→ **Exercise**
Hunt for the word "судебное" across the entries below, copying each line that holds it.

→ **The input**

— start —

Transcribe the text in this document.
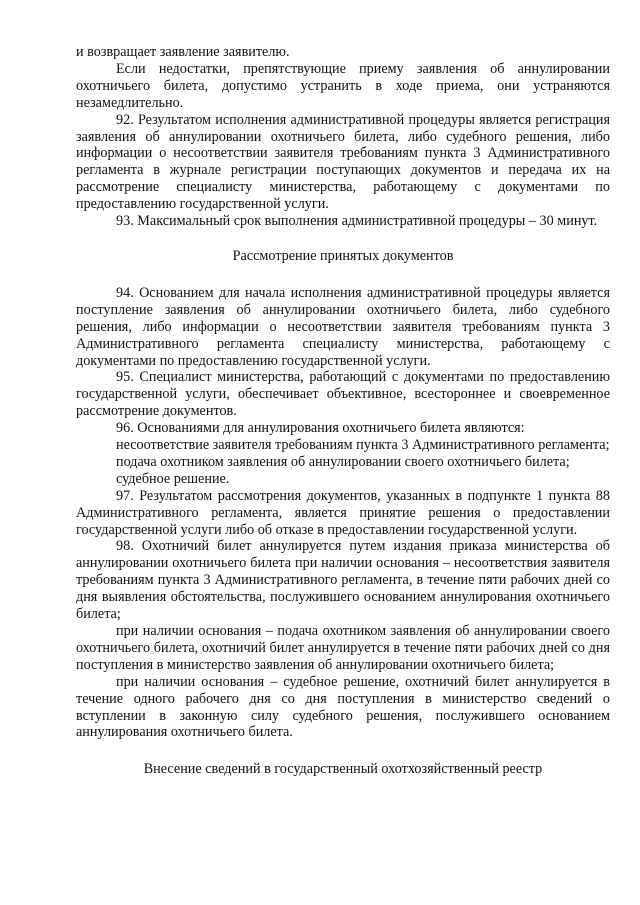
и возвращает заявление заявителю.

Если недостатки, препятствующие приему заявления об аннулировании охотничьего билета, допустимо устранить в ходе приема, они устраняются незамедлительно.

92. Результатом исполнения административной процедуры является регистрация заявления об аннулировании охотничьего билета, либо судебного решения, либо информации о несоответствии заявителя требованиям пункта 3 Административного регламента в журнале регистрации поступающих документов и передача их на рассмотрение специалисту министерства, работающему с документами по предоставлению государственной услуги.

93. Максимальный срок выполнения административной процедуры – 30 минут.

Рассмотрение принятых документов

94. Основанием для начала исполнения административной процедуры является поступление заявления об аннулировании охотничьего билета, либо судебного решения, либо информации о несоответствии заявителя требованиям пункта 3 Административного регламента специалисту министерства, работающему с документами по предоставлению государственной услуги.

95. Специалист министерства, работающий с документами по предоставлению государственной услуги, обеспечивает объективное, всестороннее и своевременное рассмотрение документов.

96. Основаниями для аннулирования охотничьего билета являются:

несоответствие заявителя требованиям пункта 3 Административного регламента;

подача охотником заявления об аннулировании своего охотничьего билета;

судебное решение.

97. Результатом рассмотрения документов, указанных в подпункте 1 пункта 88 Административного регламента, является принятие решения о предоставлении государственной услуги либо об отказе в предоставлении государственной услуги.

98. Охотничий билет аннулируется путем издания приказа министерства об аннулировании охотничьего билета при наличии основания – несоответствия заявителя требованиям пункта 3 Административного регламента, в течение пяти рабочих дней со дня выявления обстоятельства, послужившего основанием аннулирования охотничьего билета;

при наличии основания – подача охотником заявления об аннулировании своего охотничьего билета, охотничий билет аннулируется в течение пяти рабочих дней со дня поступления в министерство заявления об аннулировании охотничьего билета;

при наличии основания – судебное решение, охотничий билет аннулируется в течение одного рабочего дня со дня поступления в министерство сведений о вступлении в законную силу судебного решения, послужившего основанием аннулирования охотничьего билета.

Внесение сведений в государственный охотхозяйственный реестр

— end —
— start —

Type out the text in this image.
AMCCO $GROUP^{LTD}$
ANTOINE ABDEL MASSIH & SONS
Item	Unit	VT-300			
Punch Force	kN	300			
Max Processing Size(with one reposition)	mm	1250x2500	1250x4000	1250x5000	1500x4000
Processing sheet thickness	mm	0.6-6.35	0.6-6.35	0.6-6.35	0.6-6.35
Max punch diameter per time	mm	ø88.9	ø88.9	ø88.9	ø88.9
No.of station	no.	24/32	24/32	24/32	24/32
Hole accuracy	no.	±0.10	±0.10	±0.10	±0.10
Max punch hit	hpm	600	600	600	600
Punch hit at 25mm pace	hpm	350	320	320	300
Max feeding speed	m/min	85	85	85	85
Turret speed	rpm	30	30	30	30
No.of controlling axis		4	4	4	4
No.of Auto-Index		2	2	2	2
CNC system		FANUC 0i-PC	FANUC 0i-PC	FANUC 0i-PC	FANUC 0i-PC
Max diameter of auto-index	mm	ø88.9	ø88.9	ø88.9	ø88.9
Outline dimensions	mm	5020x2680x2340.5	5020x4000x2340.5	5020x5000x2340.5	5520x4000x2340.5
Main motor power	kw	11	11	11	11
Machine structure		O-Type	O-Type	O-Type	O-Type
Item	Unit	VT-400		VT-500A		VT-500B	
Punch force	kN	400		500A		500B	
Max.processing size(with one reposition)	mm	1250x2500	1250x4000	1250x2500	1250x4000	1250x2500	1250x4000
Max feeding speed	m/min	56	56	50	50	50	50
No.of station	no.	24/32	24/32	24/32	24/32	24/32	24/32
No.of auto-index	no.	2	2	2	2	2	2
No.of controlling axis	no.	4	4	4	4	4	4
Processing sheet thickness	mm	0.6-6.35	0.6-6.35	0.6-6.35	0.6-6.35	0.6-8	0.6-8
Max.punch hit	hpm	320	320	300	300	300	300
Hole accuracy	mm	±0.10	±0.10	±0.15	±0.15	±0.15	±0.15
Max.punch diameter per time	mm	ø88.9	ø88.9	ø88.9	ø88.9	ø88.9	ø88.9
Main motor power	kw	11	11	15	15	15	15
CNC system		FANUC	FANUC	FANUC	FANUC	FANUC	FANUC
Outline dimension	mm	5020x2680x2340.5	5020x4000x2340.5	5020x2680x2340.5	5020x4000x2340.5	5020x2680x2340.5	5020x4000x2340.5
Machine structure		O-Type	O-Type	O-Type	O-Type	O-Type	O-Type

— end —

→ **Written reply**
судебное решение.
при наличии основания – судебное решение, охотничий билет аннулируется в течение одного рабочего дня со дня поступления в министерство сведений о вступлении в законную силу судебного решения, послужившего основанием аннулирования охотничьего билета.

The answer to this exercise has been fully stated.